Data section:

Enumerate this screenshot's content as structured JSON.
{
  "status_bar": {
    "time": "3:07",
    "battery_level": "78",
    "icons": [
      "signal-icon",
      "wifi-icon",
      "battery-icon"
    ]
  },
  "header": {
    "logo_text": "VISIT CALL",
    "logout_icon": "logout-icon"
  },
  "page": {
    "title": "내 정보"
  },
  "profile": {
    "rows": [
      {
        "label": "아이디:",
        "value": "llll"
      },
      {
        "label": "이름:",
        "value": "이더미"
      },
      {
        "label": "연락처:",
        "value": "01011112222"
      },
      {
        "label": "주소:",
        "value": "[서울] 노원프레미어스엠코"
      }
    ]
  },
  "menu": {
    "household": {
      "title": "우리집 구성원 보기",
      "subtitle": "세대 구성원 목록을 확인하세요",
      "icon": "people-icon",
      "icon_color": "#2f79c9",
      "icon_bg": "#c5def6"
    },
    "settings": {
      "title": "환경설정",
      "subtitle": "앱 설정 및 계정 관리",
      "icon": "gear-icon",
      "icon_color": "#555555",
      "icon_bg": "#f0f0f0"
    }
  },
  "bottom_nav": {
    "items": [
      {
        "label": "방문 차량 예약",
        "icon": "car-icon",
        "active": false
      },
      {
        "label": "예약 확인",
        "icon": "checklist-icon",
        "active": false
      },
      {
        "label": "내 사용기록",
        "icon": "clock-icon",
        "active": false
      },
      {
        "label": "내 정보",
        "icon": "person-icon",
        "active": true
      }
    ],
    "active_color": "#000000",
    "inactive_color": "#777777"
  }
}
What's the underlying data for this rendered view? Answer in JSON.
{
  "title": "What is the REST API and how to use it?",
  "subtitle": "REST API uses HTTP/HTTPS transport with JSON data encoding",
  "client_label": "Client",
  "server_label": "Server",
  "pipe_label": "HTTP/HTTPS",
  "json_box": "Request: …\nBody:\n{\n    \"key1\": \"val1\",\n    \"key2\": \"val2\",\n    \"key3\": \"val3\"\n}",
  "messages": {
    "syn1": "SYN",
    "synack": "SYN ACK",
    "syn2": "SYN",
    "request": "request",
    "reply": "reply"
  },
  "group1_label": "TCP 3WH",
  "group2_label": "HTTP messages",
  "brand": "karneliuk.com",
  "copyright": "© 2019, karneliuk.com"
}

Work to be completed:
Using the data above, repeat every line exactly.

Exercise output:
Enumerate this screenshot's content as structured JSON.
{
  "status_bar": {
    "time": "3:07",
    "battery_level": "78",
    "icons": [
      "signal-icon",
      "wifi-icon",
      "battery-icon"
    ]
  },
  "header": {
    "logo_text": "VISIT CALL",
    "logout_icon": "logout-icon"
  },
  "page": {
    "title": "내 정보"
  },
  "profile": {
    "rows": [
      {
        "label": "아이디:",
        "value": "llll"
      },
      {
        "label": "이름:",
        "value": "이더미"
      },
      {
        "label": "연락처:",
        "value": "01011112222"
      },
      {
        "label": "주소:",
        "value": "[서울] 노원프레미어스엠코"
      }
    ]
  },
  "menu": {
    "household": {
      "title": "우리집 구성원 보기",
      "subtitle": "세대 구성원 목록을 확인하세요",
      "icon": "people-icon",
      "icon_color": "#2f79c9",
      "icon_bg": "#c5def6"
    },
    "settings": {
      "title": "환경설정",
      "subtitle": "앱 설정 및 계정 관리",
      "icon": "gear-icon",
      "icon_color": "#555555",
      "icon_bg": "#f0f0f0"
    }
  },
  "bottom_nav": {
    "items": [
      {
        "label": "방문 차량 예약",
        "icon": "car-icon",
        "active": false
      },
      {
        "label": "예약 확인",
        "icon": "checklist-icon",
        "active": false
      },
      {
        "label": "내 사용기록",
        "icon": "clock-icon",
        "active": false
      },
      {
        "label": "내 정보",
        "icon": "person-icon",
        "active": true
      }
    ],
    "active_color": "#000000",
    "inactive_color": "#777777"
  }
}
What's the underlying data for this rendered view? Answer in JSON.
{
  "title": "What is the REST API and how to use it?",
  "subtitle": "REST API uses HTTP/HTTPS transport with JSON data encoding",
  "client_label": "Client",
  "server_label": "Server",
  "pipe_label": "HTTP/HTTPS",
  "json_box": "Request: …\nBody:\n{\n    \"key1\": \"val1\",\n    \"key2\": \"val2\",\n    \"key3\": \"val3\"\n}",
  "messages": {
    "syn1": "SYN",
    "synack": "SYN ACK",
    "syn2": "SYN",
    "request": "request",
    "reply": "reply"
  },
  "group1_label": "TCP 3WH",
  "group2_label": "HTTP messages",
  "brand": "karneliuk.com",
  "copyright": "© 2019, karneliuk.com"
}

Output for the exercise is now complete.